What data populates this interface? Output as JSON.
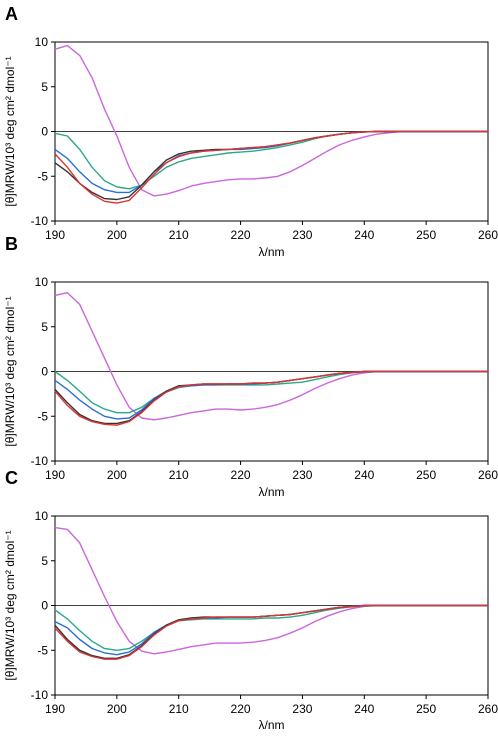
{
  "chart_data": [
    {
      "type": "line",
      "panel_label": "A",
      "xlabel": "λ/nm",
      "ylabel": "[θ]MRW/10³ deg cm² dmol⁻¹",
      "xlim": [
        190,
        260
      ],
      "ylim": [
        -10,
        10
      ],
      "x_ticks": [
        190,
        200,
        210,
        220,
        230,
        240,
        250,
        260
      ],
      "y_ticks": [
        10,
        5,
        0,
        -5,
        -10
      ],
      "x": [
        190,
        192,
        194,
        196,
        198,
        200,
        202,
        204,
        206,
        208,
        210,
        212,
        214,
        216,
        218,
        220,
        222,
        224,
        226,
        228,
        230,
        232,
        234,
        236,
        238,
        240,
        242,
        244,
        246,
        248,
        250,
        252,
        254,
        256,
        258,
        260
      ],
      "series": [
        {
          "color": "#cc66dd",
          "values": [
            9.2,
            9.6,
            8.5,
            6,
            2.5,
            -0.5,
            -4,
            -6.5,
            -7.2,
            -7,
            -6.6,
            -6.1,
            -5.8,
            -5.6,
            -5.4,
            -5.3,
            -5.3,
            -5.2,
            -5,
            -4.5,
            -3.8,
            -3,
            -2.2,
            -1.5,
            -1,
            -0.6,
            -0.3,
            -0.15,
            0,
            0,
            0,
            0,
            0,
            0,
            0,
            0
          ]
        },
        {
          "color": "#2ca88a",
          "values": [
            -0.2,
            -0.5,
            -2,
            -4,
            -5.5,
            -6.2,
            -6.4,
            -6,
            -5,
            -4,
            -3.4,
            -3,
            -2.8,
            -2.6,
            -2.4,
            -2.3,
            -2.2,
            -2,
            -1.8,
            -1.5,
            -1.2,
            -0.8,
            -0.5,
            -0.3,
            -0.15,
            -0.05,
            0,
            0,
            0,
            0,
            0,
            0,
            0,
            0,
            0,
            0
          ]
        },
        {
          "color": "#2a6fd6",
          "values": [
            -2,
            -3,
            -4.5,
            -5.8,
            -6.5,
            -6.8,
            -6.8,
            -6,
            -4.5,
            -3.5,
            -2.7,
            -2.4,
            -2.2,
            -2.1,
            -2,
            -2,
            -1.9,
            -1.8,
            -1.6,
            -1.3,
            -1,
            -0.7,
            -0.5,
            -0.3,
            -0.15,
            -0.05,
            0,
            0,
            0,
            0,
            0,
            0,
            0,
            0,
            0,
            0
          ]
        },
        {
          "color": "#333333",
          "values": [
            -3.5,
            -4.5,
            -5.8,
            -6.8,
            -7.5,
            -7.6,
            -7.3,
            -6,
            -4.5,
            -3.2,
            -2.5,
            -2.2,
            -2.1,
            -2,
            -2,
            -1.9,
            -1.8,
            -1.7,
            -1.5,
            -1.3,
            -1,
            -0.7,
            -0.5,
            -0.3,
            -0.15,
            -0.05,
            0,
            0,
            0,
            0,
            0,
            0,
            0,
            0,
            0,
            0
          ]
        },
        {
          "color": "#dd3333",
          "values": [
            -2.5,
            -4,
            -5.8,
            -7,
            -7.8,
            -8,
            -7.7,
            -6.3,
            -4.8,
            -3.5,
            -2.8,
            -2.4,
            -2.2,
            -2.1,
            -2,
            -1.9,
            -1.8,
            -1.7,
            -1.5,
            -1.3,
            -1,
            -0.7,
            -0.5,
            -0.3,
            -0.15,
            -0.05,
            0,
            0,
            0,
            0,
            0,
            0,
            0,
            0,
            0,
            0
          ]
        }
      ]
    },
    {
      "type": "line",
      "panel_label": "B",
      "xlabel": "λ/nm",
      "ylabel": "[θ]MRW/10³ deg cm² dmol⁻¹",
      "xlim": [
        190,
        260
      ],
      "ylim": [
        -10,
        10
      ],
      "x_ticks": [
        190,
        200,
        210,
        220,
        230,
        240,
        250,
        260
      ],
      "y_ticks": [
        10,
        5,
        0,
        -5,
        -10
      ],
      "x": [
        190,
        192,
        194,
        196,
        198,
        200,
        202,
        204,
        206,
        208,
        210,
        212,
        214,
        216,
        218,
        220,
        222,
        224,
        226,
        228,
        230,
        232,
        234,
        236,
        238,
        240,
        242,
        244,
        246,
        248,
        250,
        252,
        254,
        256,
        258,
        260
      ],
      "series": [
        {
          "color": "#cc66dd",
          "values": [
            8.5,
            8.8,
            7.5,
            4.5,
            1.5,
            -1.5,
            -4,
            -5.2,
            -5.4,
            -5.2,
            -4.9,
            -4.6,
            -4.4,
            -4.2,
            -4.2,
            -4.3,
            -4.2,
            -4,
            -3.7,
            -3.2,
            -2.6,
            -1.9,
            -1.3,
            -0.8,
            -0.4,
            -0.15,
            0,
            0,
            0,
            0,
            0,
            0,
            0,
            0,
            0,
            0
          ]
        },
        {
          "color": "#2ca88a",
          "values": [
            0,
            -1,
            -2.2,
            -3.5,
            -4.2,
            -4.6,
            -4.6,
            -4,
            -3,
            -2.3,
            -1.8,
            -1.6,
            -1.5,
            -1.5,
            -1.5,
            -1.5,
            -1.5,
            -1.5,
            -1.4,
            -1.3,
            -1.2,
            -0.9,
            -0.6,
            -0.35,
            -0.15,
            -0.05,
            0,
            0,
            0,
            0,
            0,
            0,
            0,
            0,
            0,
            0
          ]
        },
        {
          "color": "#2a6fd6",
          "values": [
            -1,
            -2,
            -3.2,
            -4.2,
            -5,
            -5.3,
            -5.2,
            -4.3,
            -3,
            -2.2,
            -1.7,
            -1.6,
            -1.5,
            -1.5,
            -1.4,
            -1.4,
            -1.4,
            -1.3,
            -1.2,
            -1,
            -0.8,
            -0.6,
            -0.4,
            -0.2,
            -0.1,
            0,
            0,
            0,
            0,
            0,
            0,
            0,
            0,
            0,
            0,
            0
          ]
        },
        {
          "color": "#333333",
          "values": [
            -2,
            -3.5,
            -4.8,
            -5.5,
            -5.8,
            -5.8,
            -5.5,
            -4.5,
            -3.2,
            -2.2,
            -1.6,
            -1.5,
            -1.4,
            -1.4,
            -1.4,
            -1.4,
            -1.3,
            -1.3,
            -1.2,
            -1,
            -0.8,
            -0.6,
            -0.4,
            -0.2,
            -0.1,
            0,
            0,
            0,
            0,
            0,
            0,
            0,
            0,
            0,
            0,
            0
          ]
        },
        {
          "color": "#dd3333",
          "values": [
            -2.2,
            -3.8,
            -5,
            -5.6,
            -5.9,
            -6,
            -5.6,
            -4.6,
            -3.3,
            -2.3,
            -1.7,
            -1.5,
            -1.4,
            -1.4,
            -1.4,
            -1.4,
            -1.3,
            -1.3,
            -1.2,
            -1,
            -0.8,
            -0.6,
            -0.4,
            -0.2,
            -0.1,
            0,
            0,
            0,
            0,
            0,
            0,
            0,
            0,
            0,
            0,
            0
          ]
        }
      ]
    },
    {
      "type": "line",
      "panel_label": "C",
      "xlabel": "λ/nm",
      "ylabel": "[θ]MRW/10³ deg cm² dmol⁻¹",
      "xlim": [
        190,
        260
      ],
      "ylim": [
        -10,
        10
      ],
      "x_ticks": [
        190,
        200,
        210,
        220,
        230,
        240,
        250,
        260
      ],
      "y_ticks": [
        10,
        5,
        0,
        -5,
        -10
      ],
      "x": [
        190,
        192,
        194,
        196,
        198,
        200,
        202,
        204,
        206,
        208,
        210,
        212,
        214,
        216,
        218,
        220,
        222,
        224,
        226,
        228,
        230,
        232,
        234,
        236,
        238,
        240,
        242,
        244,
        246,
        248,
        250,
        252,
        254,
        256,
        258,
        260
      ],
      "series": [
        {
          "color": "#cc66dd",
          "values": [
            8.7,
            8.5,
            7,
            4,
            1,
            -1.8,
            -4,
            -5.1,
            -5.4,
            -5.2,
            -4.9,
            -4.6,
            -4.4,
            -4.2,
            -4.2,
            -4.2,
            -4.1,
            -3.9,
            -3.6,
            -3.1,
            -2.5,
            -1.8,
            -1.2,
            -0.7,
            -0.35,
            -0.1,
            0,
            0,
            0,
            0,
            0,
            0,
            0,
            0,
            0,
            0
          ]
        },
        {
          "color": "#2ca88a",
          "values": [
            -0.5,
            -1.5,
            -2.8,
            -4,
            -4.8,
            -5,
            -4.8,
            -4,
            -3,
            -2.2,
            -1.7,
            -1.6,
            -1.5,
            -1.5,
            -1.5,
            -1.5,
            -1.5,
            -1.4,
            -1.4,
            -1.3,
            -1.1,
            -0.8,
            -0.5,
            -0.3,
            -0.15,
            -0.05,
            0,
            0,
            0,
            0,
            0,
            0,
            0,
            0,
            0,
            0
          ]
        },
        {
          "color": "#2a6fd6",
          "values": [
            -1.8,
            -2.5,
            -3.8,
            -4.8,
            -5.3,
            -5.5,
            -5.2,
            -4.3,
            -3,
            -2.2,
            -1.7,
            -1.5,
            -1.4,
            -1.4,
            -1.3,
            -1.3,
            -1.3,
            -1.2,
            -1.1,
            -1,
            -0.8,
            -0.6,
            -0.4,
            -0.2,
            -0.1,
            0,
            0,
            0,
            0,
            0,
            0,
            0,
            0,
            0,
            0,
            0
          ]
        },
        {
          "color": "#333333",
          "values": [
            -2.2,
            -3.8,
            -5,
            -5.6,
            -5.9,
            -5.9,
            -5.5,
            -4.5,
            -3.2,
            -2.2,
            -1.6,
            -1.4,
            -1.3,
            -1.3,
            -1.3,
            -1.3,
            -1.3,
            -1.2,
            -1.1,
            -1,
            -0.8,
            -0.6,
            -0.4,
            -0.2,
            -0.1,
            0,
            0,
            0,
            0,
            0,
            0,
            0,
            0,
            0,
            0,
            0
          ]
        },
        {
          "color": "#dd3333",
          "values": [
            -2.5,
            -4,
            -5.2,
            -5.7,
            -6,
            -6,
            -5.6,
            -4.6,
            -3.3,
            -2.3,
            -1.7,
            -1.5,
            -1.4,
            -1.3,
            -1.3,
            -1.3,
            -1.3,
            -1.2,
            -1.1,
            -1,
            -0.8,
            -0.6,
            -0.4,
            -0.2,
            -0.1,
            0,
            0,
            0,
            0,
            0,
            0,
            0,
            0,
            0,
            0,
            0
          ]
        }
      ]
    }
  ]
}
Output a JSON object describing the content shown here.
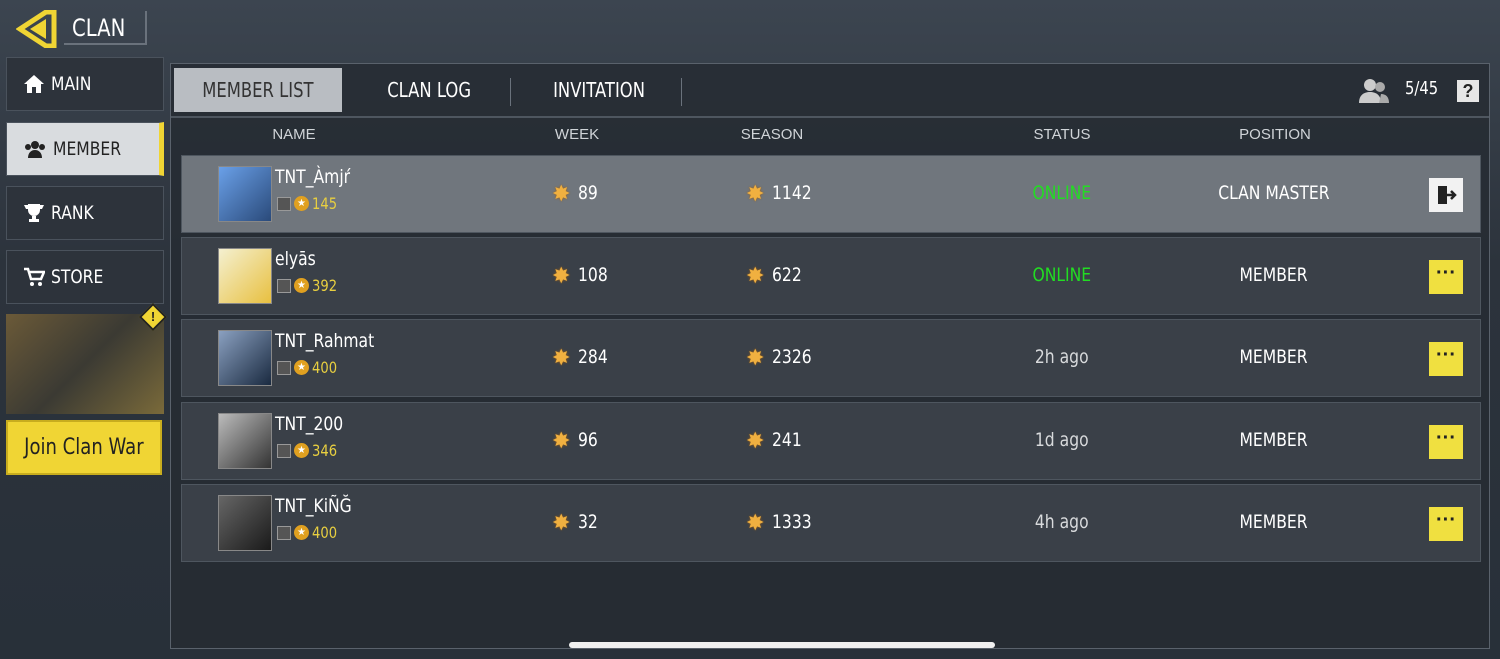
{
  "header": {
    "title": "CLAN"
  },
  "sidebar": {
    "items": [
      {
        "label": "MAIN",
        "icon": "home-icon"
      },
      {
        "label": "MEMBER",
        "icon": "members-icon",
        "active": true
      },
      {
        "label": "RANK",
        "icon": "trophy-icon"
      },
      {
        "label": "STORE",
        "icon": "cart-icon"
      }
    ],
    "join_label": "Join Clan War",
    "alert": "!"
  },
  "tabs": [
    {
      "label": "MEMBER LIST",
      "active": true
    },
    {
      "label": "CLAN LOG"
    },
    {
      "label": "INVITATION"
    }
  ],
  "member_count": "5/45",
  "help": "?",
  "columns": {
    "name": "NAME",
    "week": "WEEK",
    "season": "SEASON",
    "status": "STATUS",
    "position": "POSITION"
  },
  "colors": {
    "accent": "#f0d534",
    "online": "#22dd22"
  },
  "members": [
    {
      "name": "TNT_Àmjŕ",
      "level": "145",
      "week": "89",
      "season": "1142",
      "status": "ONLINE",
      "position": "CLAN MASTER",
      "action": "leave-icon"
    },
    {
      "name": "elyās",
      "level": "392",
      "week": "108",
      "season": "622",
      "status": "ONLINE",
      "position": "MEMBER",
      "action": "more-icon"
    },
    {
      "name": "TNT_Rahmat",
      "level": "400",
      "week": "284",
      "season": "2326",
      "status": "2h ago",
      "position": "MEMBER",
      "action": "more-icon"
    },
    {
      "name": "TNT_200",
      "level": "346",
      "week": "96",
      "season": "241",
      "status": "1d ago",
      "position": "MEMBER",
      "action": "more-icon"
    },
    {
      "name": "TNT_KiÑĞ",
      "level": "400",
      "week": "32",
      "season": "1333",
      "status": "4h ago",
      "position": "MEMBER",
      "action": "more-icon"
    }
  ]
}
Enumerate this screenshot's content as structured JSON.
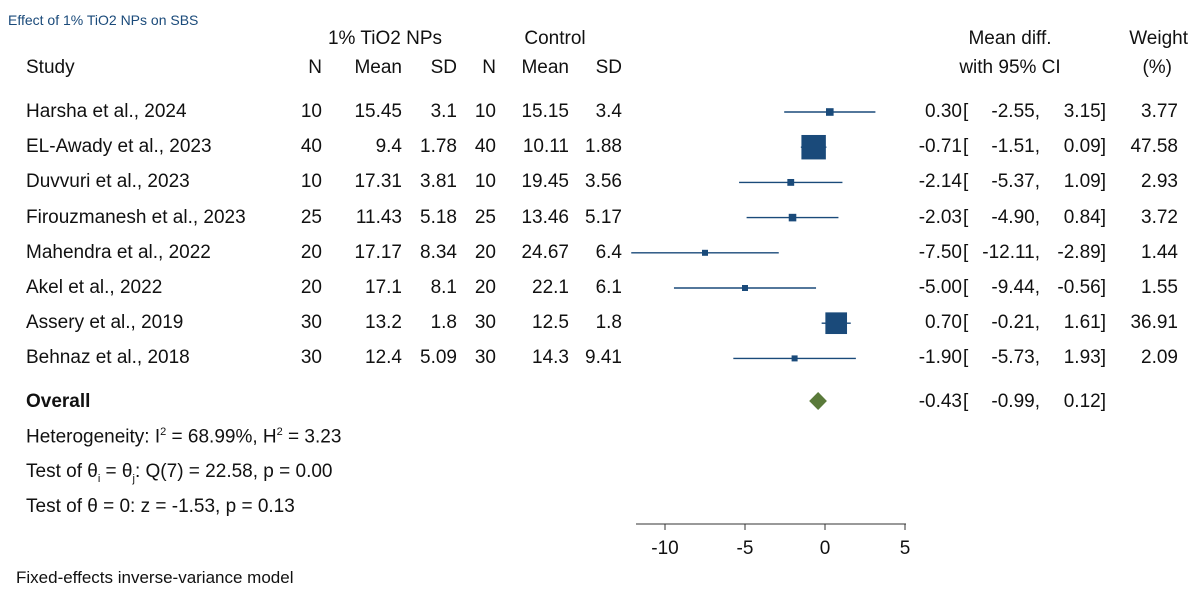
{
  "title": "Effect of 1% TiO2 NPs on SBS",
  "header": {
    "group1": "1% TiO2 NPs",
    "group2": "Control",
    "study": "Study",
    "n": "N",
    "mean": "Mean",
    "sd": "SD",
    "effect_line1": "Mean diff.",
    "effect_line2": "with 95% CI",
    "weight_line1": "Weight",
    "weight_line2": "(%)"
  },
  "overall_label": "Overall",
  "heterogeneity": {
    "prefix": "Heterogeneity: I",
    "i2_sup": "2",
    "mid": " = 68.99%, H",
    "h2_sup": "2",
    "suffix": " = 3.23"
  },
  "test_theta_i": {
    "prefix": "Test of θ",
    "sub_i": "i",
    "mid": " = θ",
    "sub_j": "j",
    "suffix": ": Q(7) = 22.58, p = 0.00"
  },
  "test_theta_zero": "Test of θ = 0: z = -1.53, p = 0.13",
  "footer": "Fixed-effects inverse-variance model",
  "colors": {
    "marker": "#1a4a7a",
    "diamond": "#5a7a3a",
    "text": "#111111"
  },
  "chart_data": {
    "type": "forest",
    "x_ticks": [
      -10,
      -5,
      0,
      5
    ],
    "xlim": [
      -12.5,
      5
    ],
    "studies": [
      {
        "study": "Harsha et al., 2024",
        "n1": "10",
        "mean1": "15.45",
        "sd1": "3.1",
        "n2": "10",
        "mean2": "15.15",
        "sd2": "3.4",
        "md": 0.3,
        "lo": -2.55,
        "hi": 3.15,
        "md_text": "0.30",
        "lo_text": "-2.55,",
        "hi_text": "3.15]",
        "weight": "3.77",
        "w": 3.77
      },
      {
        "study": "EL-Awady et al., 2023",
        "n1": "40",
        "mean1": "9.4",
        "sd1": "1.78",
        "n2": "40",
        "mean2": "10.11",
        "sd2": "1.88",
        "md": -0.71,
        "lo": -1.51,
        "hi": 0.09,
        "md_text": "-0.71",
        "lo_text": "-1.51,",
        "hi_text": "0.09]",
        "weight": "47.58",
        "w": 47.58
      },
      {
        "study": "Duvvuri et al., 2023",
        "n1": "10",
        "mean1": "17.31",
        "sd1": "3.81",
        "n2": "10",
        "mean2": "19.45",
        "sd2": "3.56",
        "md": -2.14,
        "lo": -5.37,
        "hi": 1.09,
        "md_text": "-2.14",
        "lo_text": "-5.37,",
        "hi_text": "1.09]",
        "weight": "2.93",
        "w": 2.93
      },
      {
        "study": "Firouzmanesh et al., 2023",
        "n1": "25",
        "mean1": "11.43",
        "sd1": "5.18",
        "n2": "25",
        "mean2": "13.46",
        "sd2": "5.17",
        "md": -2.03,
        "lo": -4.9,
        "hi": 0.84,
        "md_text": "-2.03",
        "lo_text": "-4.90,",
        "hi_text": "0.84]",
        "weight": "3.72",
        "w": 3.72
      },
      {
        "study": "Mahendra et al., 2022",
        "n1": "20",
        "mean1": "17.17",
        "sd1": "8.34",
        "n2": "20",
        "mean2": "24.67",
        "sd2": "6.4",
        "md": -7.5,
        "lo": -12.11,
        "hi": -2.89,
        "md_text": "-7.50",
        "lo_text": "-12.11,",
        "hi_text": "-2.89]",
        "weight": "1.44",
        "w": 1.44
      },
      {
        "study": "Akel et al., 2022",
        "n1": "20",
        "mean1": "17.1",
        "sd1": "8.1",
        "n2": "20",
        "mean2": "22.1",
        "sd2": "6.1",
        "md": -5.0,
        "lo": -9.44,
        "hi": -0.56,
        "md_text": "-5.00",
        "lo_text": "-9.44,",
        "hi_text": "-0.56]",
        "weight": "1.55",
        "w": 1.55
      },
      {
        "study": "Assery et al., 2019",
        "n1": "30",
        "mean1": "13.2",
        "sd1": "1.8",
        "n2": "30",
        "mean2": "12.5",
        "sd2": "1.8",
        "md": 0.7,
        "lo": -0.21,
        "hi": 1.61,
        "md_text": "0.70",
        "lo_text": "-0.21,",
        "hi_text": "1.61]",
        "weight": "36.91",
        "w": 36.91
      },
      {
        "study": "Behnaz et al., 2018",
        "n1": "30",
        "mean1": "12.4",
        "sd1": "5.09",
        "n2": "30",
        "mean2": "14.3",
        "sd2": "9.41",
        "md": -1.9,
        "lo": -5.73,
        "hi": 1.93,
        "md_text": "-1.90",
        "lo_text": "-5.73,",
        "hi_text": "1.93]",
        "weight": "2.09",
        "w": 2.09
      }
    ],
    "overall": {
      "md": -0.43,
      "lo": -0.99,
      "hi": 0.12,
      "md_text": "-0.43",
      "lo_text": "-0.99,",
      "hi_text": "0.12]"
    }
  }
}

========================

State the number of lines in the preceding entries that include the word "level". Provide nothing else.

EXERCISE RESPONSE:
5